>> START
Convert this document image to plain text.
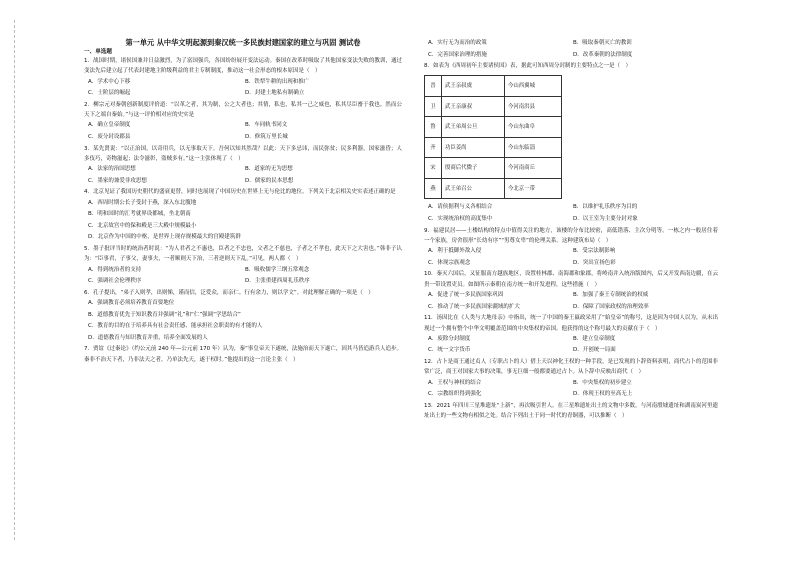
第一单元 从中华文明起源到秦汉统一多民族封建国家的建立与巩固 测试卷
一、单选题
1．战国时期，诸侯国兼并日益激烈，为了富国强兵，各国纷纷展开变法运动。秦国在改革时吸取了其他国家变法失败的教训，通过变法先后建立起了代表封建地主阶级利益的君主专制制度，推动这一社会形态的根本原因是（　）
A．学术中心下移	B．铁犁牛耕的出现和推广
C．士阶层的崛起	D．封建土地私有制确立
2．柳宗元对秦朝创新制度评价道：“以革之者，其为制，公之大者也；其情，私也，私其一己之威也，私其尽臣畜于我也。然而公天下之端自秦始。”与这一评价相对应的史实是
A．确立皇帝制度	B．车同轨书同文
C．废分封设郡县	D．修筑万里长城
3．某先贤说：“以正治国，以奇用兵，以无事取天下。吾何以知其然哉？以此：天下多忌讳，而民弥贫；民多利器，国家滋昏；人多伎巧，奇物滋起；法令滋彰，盗贼多有。”这一主张体现了（　）
A．法家的治国思想	B．道家的无为思想
C．墨家的兼爱非攻思想	D．儒家的民本思想
4．北京见证了我国历史朝代的盛衰更替，同时也展现了中国历史在世界上无与伦比的地位。下列关于北京相关史实表述正确的是
A．西周时期公长子受封于燕，深入东北腹地
B．明和国时的汇考就界设都城，坐北朝南
C．北京故宫中的保和殿是三大殿中规模最小
D．北京作为中国的中枢，是世界上现存规模最大的宫殿建筑群
5．墨子批评当时的统治者时说：“为人君者之不惠也，臣者之不忠也，父者之不慈也，子者之不孝也，此天下之大害也。”韩非子认为：“臣事君，子事父，妻事夫，一者顺则天下治，三者逆则天下乱。”可见，两人都（　）
A．得到统治者的支持	B．吸收儒学三纲五常观念
C．强调社会伦理秩序	D．主张重建西周礼乐秩序
6．孔子提出，“弟子入则孝，出则悌，谨而信，泛爱众，而亲仁。行有余力，则以学文”。对此理解正确的一项是（　）
A．强调教育必须培养教育首要地位
B．道德教育优先于知识教育并强调“礼”和“仁”强调“学思结合”
C．教育的目的在于培养具有社会责任感、能承担社会职责的有才能的人
D．道德教育与知识教育并重，培养全面发展的人
7．贾谊《过秦论》（约公元前 240 年—公元前 170 年）认为，秦“事皇帝天下遂统，法施治而天下遂亡，因其马皆追游兵人追步。秦非不治天下者，乃非法天之者，乃单法先天，遂于权时。”他提出的这一言论主张（　）
A．实行无为而治的政策	B．吸取秦朝灭亡的教训
C．完善国家治理的措施	D．改革秦朝的法律制度
8．如表为《西周初年主要诸侯国》表，据此可知西周分封制的主要特点之一是（　）
晋	武王亲叔虞	今山西翼城
卫	武王亲康叔	今河南洪县
鲁	武王弟周公旦	今山东曲阜
齐	功臣姜尚	今山东临淄
宋	殷商后代微子	今河南商丘
燕	武王弟召公	今北京一带
A．请侯据利与义各相结合	B．以维护礼乐秩序为目的
C．实现统治权的高度集中	D．以王室为主要分封对象
9．福建民居——土楼结构的特点中值得关注的地方，该楼的分布比较密，高低错落、主次分明等。一栋之内一般居住着一个家族，房舍很形“长幼有序”“男尊女卑”的伦理关系。这种建筑布局（　）
A．利于抵御外敌入侵	B．受宗法制影响
C．体现宗族观念	D．突出宣扬色彩
10．秦灭六国后，又征服南方越族地区，设置桂林郡、南海郡和象郡，将岭南并入统治版图内，后又开发西南边疆，在云贵一带设置吏员。如图所示秦朝在南方统一和开发进程，这些措施（　）
A．促进了统一多民族国家巩固	B．加强了秦王专制统治的权威
C．推动了统一多民族国家疆域的扩大	D．保障了国家政权的治理效率
11．汤因比在《人类与大地母亲》中指出，统一了中国的秦王嬴政采用了“始皇帝”的称号，这是因为中国人以为，从未出现过一个拥有整个中华文明覆盖范围的中央集权的帝国。他获得的这个称号最大的贡献在于（　）
A．废除分封制度	B．建立皇帝制度
C．统一文字货币	D．开创统一局面
12．占卜是商王通过贞人（专职占卜的人）借上天以神化王权的一种手段，是已发现的卜辞资料表明，商代占卜的范围非常广泛，商王对国家大事的决策，事无巨细一般都要通过占卜。从卜辞中反映出商代（　）
A．王权与神权的结合	B．中央集权的初步建立
C．宗教组织得到强化	D．体现王权的至高无上
13．2021 年四川三星堆遗址“上新”，再次吸引世人。在三星堆遗址出土的文物中多数，与河南殷墟遗址和湖南炭河里遗址出土的一些文物有相似之处。结合下列出土于同一时代的青铜器，可以推断（　）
>> END
#### BRIEF:
Every record above must be given again exactly; drop the pictures.

#### RESULT BELOW:
Convert this document image to plain text.
第一单元 从中华文明起源到秦汉统一多民族封建国家的建立与巩固 测试卷
一、单选题
1．战国时期，诸侯国兼并日益激烈，为了富国强兵，各国纷纷展开变法运动。秦国在改革时吸取了其他国家变法失败的教训，通过变法先后建立起了代表封建地主阶级利益的君主专制制度，推动这一社会形态的根本原因是（　）
A．学术中心下移	B．铁犁牛耕的出现和推广
C．士阶层的崛起	D．封建土地私有制确立
2．柳宗元对秦朝创新制度评价道：“以革之者，其为制，公之大者也；其情，私也，私其一己之威也，私其尽臣畜于我也。然而公天下之端自秦始。”与这一评价相对应的史实是
A．确立皇帝制度	B．车同轨书同文
C．废分封设郡县	D．修筑万里长城
3．某先贤说：“以正治国，以奇用兵，以无事取天下。吾何以知其然哉？以此：天下多忌讳，而民弥贫；民多利器，国家滋昏；人多伎巧，奇物滋起；法令滋彰，盗贼多有。”这一主张体现了（　）
A．法家的治国思想	B．道家的无为思想
C．墨家的兼爱非攻思想	D．儒家的民本思想
4．北京见证了我国历史朝代的盛衰更替，同时也展现了中国历史在世界上无与伦比的地位。下列关于北京相关史实表述正确的是
A．西周时期公长子受封于燕，深入东北腹地
B．明和国时的汇考就界设都城，坐北朝南
C．北京故宫中的保和殿是三大殿中规模最小
D．北京作为中国的中枢，是世界上现存规模最大的宫殿建筑群
5．墨子批评当时的统治者时说：“为人君者之不惠也，臣者之不忠也，父者之不慈也，子者之不孝也，此天下之大害也。”韩非子认为：“臣事君，子事父，妻事夫，一者顺则天下治，三者逆则天下乱。”可见，两人都（　）
A．得到统治者的支持	B．吸收儒学三纲五常观念
C．强调社会伦理秩序	D．主张重建西周礼乐秩序
6．孔子提出，“弟子入则孝，出则悌，谨而信，泛爱众，而亲仁。行有余力，则以学文”。对此理解正确的一项是（　）
A．强调教育必须培养教育首要地位
B．道德教育优先于知识教育并强调“礼”和“仁”强调“学思结合”
C．教育的目的在于培养具有社会责任感、能承担社会职责的有才能的人
D．道德教育与知识教育并重，培养全面发展的人
7．贾谊《过秦论》（约公元前 240 年—公元前 170 年）认为，秦“事皇帝天下遂统，法施治而天下遂亡，因其马皆追游兵人追步。秦非不治天下者，乃非法天之者，乃单法先天，遂于权时。”他提出的这一言论主张（　）
A．实行无为而治的政策	B．吸取秦朝灭亡的教训
C．完善国家治理的措施	D．改革秦朝的法律制度
8．如表为《西周初年主要诸侯国》表，据此可知西周分封制的主要特点之一是（　）
晋	武王亲叔虞	今山西翼城
卫	武王亲康叔	今河南洪县
鲁	武王弟周公旦	今山东曲阜
齐	功臣姜尚	今山东临淄
宋	殷商后代微子	今河南商丘
燕	武王弟召公	今北京一带
A．请侯据利与义各相结合	B．以维护礼乐秩序为目的
C．实现统治权的高度集中	D．以王室为主要分封对象
9．福建民居——土楼结构的特点中值得关注的地方，该楼的分布比较密，高低错落、主次分明等。一栋之内一般居住着一个家族，房舍很形“长幼有序”“男尊女卑”的伦理关系。这种建筑布局（　）
A．利于抵御外敌入侵	B．受宗法制影响
C．体现宗族观念	D．突出宣扬色彩
10．秦灭六国后，又征服南方越族地区，设置桂林郡、南海郡和象郡，将岭南并入统治版图内，后又开发西南边疆，在云贵一带设置吏员。如图所示秦朝在南方统一和开发进程，这些措施（　）
A．促进了统一多民族国家巩固	B．加强了秦王专制统治的权威
C．推动了统一多民族国家疆域的扩大	D．保障了国家政权的治理效率
11．汤因比在《人类与大地母亲》中指出，统一了中国的秦王嬴政采用了“始皇帝”的称号，这是因为中国人以为，从未出现过一个拥有整个中华文明覆盖范围的中央集权的帝国。他获得的这个称号最大的贡献在于（　）
A．废除分封制度	B．建立皇帝制度
C．统一文字货币	D．开创统一局面
12．占卜是商王通过贞人（专职占卜的人）借上天以神化王权的一种手段，是已发现的卜辞资料表明，商代占卜的范围非常广泛，商王对国家大事的决策，事无巨细一般都要通过占卜。从卜辞中反映出商代（　）
A．王权与神权的结合	B．中央集权的初步建立
C．宗教组织得到强化	D．体现王权的至高无上
13．2021 年四川三星堆遗址“上新”，再次吸引世人。在三星堆遗址出土的文物中多数，与河南殷墟遗址和湖南炭河里遗址出土的一些文物有相似之处。结合下列出土于同一时代的青铜器，可以推断（　）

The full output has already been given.